> [Goal] Wherever the word "screenshot" appears in the entries, copy the whole line.
## start Listed records
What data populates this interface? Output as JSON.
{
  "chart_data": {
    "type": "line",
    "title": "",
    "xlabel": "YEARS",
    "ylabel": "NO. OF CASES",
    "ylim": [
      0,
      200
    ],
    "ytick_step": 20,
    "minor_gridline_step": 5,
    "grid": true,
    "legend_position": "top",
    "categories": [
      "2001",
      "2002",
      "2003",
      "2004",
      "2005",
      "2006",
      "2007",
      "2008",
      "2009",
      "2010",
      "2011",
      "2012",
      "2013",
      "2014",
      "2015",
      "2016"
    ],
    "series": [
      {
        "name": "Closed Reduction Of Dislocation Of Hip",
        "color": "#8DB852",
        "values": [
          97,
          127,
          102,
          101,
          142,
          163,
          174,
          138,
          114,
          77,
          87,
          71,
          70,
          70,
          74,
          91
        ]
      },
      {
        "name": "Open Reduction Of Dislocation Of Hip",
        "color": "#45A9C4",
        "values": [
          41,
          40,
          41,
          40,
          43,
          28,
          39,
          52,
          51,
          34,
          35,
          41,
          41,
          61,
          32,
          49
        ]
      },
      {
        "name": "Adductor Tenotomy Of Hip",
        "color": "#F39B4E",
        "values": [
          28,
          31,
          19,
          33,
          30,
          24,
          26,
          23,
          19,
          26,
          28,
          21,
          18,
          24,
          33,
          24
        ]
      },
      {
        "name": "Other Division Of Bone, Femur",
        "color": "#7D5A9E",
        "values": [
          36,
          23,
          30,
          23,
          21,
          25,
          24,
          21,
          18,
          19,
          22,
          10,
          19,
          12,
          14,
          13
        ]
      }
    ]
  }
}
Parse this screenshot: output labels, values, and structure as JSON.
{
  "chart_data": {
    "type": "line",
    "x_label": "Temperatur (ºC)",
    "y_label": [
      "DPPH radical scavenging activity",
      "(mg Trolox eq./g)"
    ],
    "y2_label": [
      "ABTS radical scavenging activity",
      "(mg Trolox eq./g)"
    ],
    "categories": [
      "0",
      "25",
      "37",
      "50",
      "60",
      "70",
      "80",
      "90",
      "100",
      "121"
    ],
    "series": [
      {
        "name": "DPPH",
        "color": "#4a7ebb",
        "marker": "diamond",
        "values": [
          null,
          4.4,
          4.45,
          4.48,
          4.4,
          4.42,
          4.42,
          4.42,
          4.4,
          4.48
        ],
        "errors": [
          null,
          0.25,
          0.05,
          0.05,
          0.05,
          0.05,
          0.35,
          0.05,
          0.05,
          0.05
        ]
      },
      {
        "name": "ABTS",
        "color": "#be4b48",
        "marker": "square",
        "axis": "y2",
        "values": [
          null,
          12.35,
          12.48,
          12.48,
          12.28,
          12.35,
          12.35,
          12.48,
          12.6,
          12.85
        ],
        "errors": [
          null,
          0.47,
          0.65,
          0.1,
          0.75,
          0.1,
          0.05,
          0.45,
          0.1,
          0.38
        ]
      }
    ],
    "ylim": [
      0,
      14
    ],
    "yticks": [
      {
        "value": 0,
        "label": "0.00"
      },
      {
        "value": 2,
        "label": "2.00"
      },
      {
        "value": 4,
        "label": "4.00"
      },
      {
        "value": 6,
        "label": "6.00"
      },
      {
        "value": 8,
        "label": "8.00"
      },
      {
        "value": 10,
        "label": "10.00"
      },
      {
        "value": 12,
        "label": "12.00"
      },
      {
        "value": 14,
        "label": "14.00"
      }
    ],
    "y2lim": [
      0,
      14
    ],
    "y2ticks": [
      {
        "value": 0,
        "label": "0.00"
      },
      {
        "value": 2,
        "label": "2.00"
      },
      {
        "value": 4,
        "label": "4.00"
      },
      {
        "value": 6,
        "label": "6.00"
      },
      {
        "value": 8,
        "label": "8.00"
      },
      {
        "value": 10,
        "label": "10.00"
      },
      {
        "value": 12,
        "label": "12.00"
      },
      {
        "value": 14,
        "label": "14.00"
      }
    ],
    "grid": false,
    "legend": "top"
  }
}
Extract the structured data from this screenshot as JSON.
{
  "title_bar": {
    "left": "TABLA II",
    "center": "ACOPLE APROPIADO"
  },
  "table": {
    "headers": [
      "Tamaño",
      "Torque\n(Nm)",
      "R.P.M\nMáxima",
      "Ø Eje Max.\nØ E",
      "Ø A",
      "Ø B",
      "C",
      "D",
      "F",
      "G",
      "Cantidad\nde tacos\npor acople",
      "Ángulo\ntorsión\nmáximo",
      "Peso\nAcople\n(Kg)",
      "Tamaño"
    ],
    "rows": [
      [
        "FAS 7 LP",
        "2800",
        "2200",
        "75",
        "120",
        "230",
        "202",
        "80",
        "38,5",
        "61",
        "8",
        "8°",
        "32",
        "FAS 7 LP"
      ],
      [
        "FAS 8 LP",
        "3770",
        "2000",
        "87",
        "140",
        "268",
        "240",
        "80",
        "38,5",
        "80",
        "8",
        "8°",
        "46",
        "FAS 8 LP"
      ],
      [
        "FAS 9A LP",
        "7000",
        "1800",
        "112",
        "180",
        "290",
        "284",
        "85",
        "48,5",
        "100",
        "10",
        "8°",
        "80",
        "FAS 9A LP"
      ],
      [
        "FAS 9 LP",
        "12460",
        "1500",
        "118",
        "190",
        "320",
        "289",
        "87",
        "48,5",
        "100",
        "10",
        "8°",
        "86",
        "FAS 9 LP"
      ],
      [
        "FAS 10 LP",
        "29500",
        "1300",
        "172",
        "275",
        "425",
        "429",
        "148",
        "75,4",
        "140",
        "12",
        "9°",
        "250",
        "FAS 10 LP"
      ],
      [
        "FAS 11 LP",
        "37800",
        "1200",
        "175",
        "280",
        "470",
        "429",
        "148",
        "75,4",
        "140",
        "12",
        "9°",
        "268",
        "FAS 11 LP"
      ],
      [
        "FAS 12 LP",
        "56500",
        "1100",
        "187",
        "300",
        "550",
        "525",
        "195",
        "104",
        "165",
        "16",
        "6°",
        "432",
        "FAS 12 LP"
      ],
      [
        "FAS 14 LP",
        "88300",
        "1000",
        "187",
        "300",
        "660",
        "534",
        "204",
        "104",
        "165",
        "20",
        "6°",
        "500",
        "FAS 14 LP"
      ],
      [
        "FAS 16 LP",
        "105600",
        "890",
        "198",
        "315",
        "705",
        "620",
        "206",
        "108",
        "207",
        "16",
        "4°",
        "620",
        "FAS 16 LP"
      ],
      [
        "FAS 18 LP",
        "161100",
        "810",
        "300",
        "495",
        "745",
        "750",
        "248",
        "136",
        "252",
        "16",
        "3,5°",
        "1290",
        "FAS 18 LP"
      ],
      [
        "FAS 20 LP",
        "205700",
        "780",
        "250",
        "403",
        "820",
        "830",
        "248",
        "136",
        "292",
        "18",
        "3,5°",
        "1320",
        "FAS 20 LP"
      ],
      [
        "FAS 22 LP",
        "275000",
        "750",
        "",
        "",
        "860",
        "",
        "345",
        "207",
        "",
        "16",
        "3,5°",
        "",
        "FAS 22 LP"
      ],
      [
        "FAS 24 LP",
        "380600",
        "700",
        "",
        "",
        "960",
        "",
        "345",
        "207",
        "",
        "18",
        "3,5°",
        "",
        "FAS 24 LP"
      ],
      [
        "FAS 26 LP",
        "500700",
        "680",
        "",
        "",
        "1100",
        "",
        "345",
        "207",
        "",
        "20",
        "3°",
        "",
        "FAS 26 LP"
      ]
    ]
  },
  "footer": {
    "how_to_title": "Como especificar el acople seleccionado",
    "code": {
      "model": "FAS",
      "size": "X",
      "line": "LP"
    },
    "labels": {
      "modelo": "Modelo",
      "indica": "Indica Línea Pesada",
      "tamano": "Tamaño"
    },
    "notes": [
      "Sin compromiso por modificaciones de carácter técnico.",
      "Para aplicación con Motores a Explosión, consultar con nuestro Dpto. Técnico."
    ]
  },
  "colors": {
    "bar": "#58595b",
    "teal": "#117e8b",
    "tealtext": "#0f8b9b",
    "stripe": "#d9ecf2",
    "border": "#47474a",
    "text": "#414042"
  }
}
## end Listed records
> [Written solution]
Parse this screenshot: output labels, values, and structure as JSON.
Extract the structured data from this screenshot as JSON.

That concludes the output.